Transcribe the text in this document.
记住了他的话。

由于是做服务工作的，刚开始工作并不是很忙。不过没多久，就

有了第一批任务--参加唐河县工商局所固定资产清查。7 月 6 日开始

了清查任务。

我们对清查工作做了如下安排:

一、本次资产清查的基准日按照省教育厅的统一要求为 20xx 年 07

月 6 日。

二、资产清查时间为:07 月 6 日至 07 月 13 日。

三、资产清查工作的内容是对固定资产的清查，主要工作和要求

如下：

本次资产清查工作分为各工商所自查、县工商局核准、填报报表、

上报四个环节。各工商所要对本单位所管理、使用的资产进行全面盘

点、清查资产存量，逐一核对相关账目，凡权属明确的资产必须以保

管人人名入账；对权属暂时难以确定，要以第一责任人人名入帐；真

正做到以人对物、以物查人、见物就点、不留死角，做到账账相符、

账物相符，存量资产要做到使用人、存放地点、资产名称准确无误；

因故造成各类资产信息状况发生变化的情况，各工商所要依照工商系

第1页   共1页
──────────
Written exercise
Transcribe every entry exactly, omitting nothing.

Worked solution
Transcribe the text in this document.
记住了他的话。

由于是做服务工作的，刚开始工作并不是很忙。不过没多久，就

有了第一批任务--参加唐河县工商局所固定资产清查。7 月 6 日开始

了清查任务。

我们对清查工作做了如下安排:

一、本次资产清查的基准日按照省教育厅的统一要求为 20xx 年 07

月 6 日。

二、资产清查时间为:07 月 6 日至 07 月 13 日。

三、资产清查工作的内容是对固定资产的清查，主要工作和要求

如下：

本次资产清查工作分为各工商所自查、县工商局核准、填报报表、

上报四个环节。各工商所要对本单位所管理、使用的资产进行全面盘

点、清查资产存量，逐一核对相关账目，凡权属明确的资产必须以保

管人人名入账；对权属暂时难以确定，要以第一责任人人名入帐；真

正做到以人对物、以物查人、见物就点、不留死角，做到账账相符、

账物相符，存量资产要做到使用人、存放地点、资产名称准确无误；

因故造成各类资产信息状况发生变化的情况，各工商所要依照工商系

第1页   共1页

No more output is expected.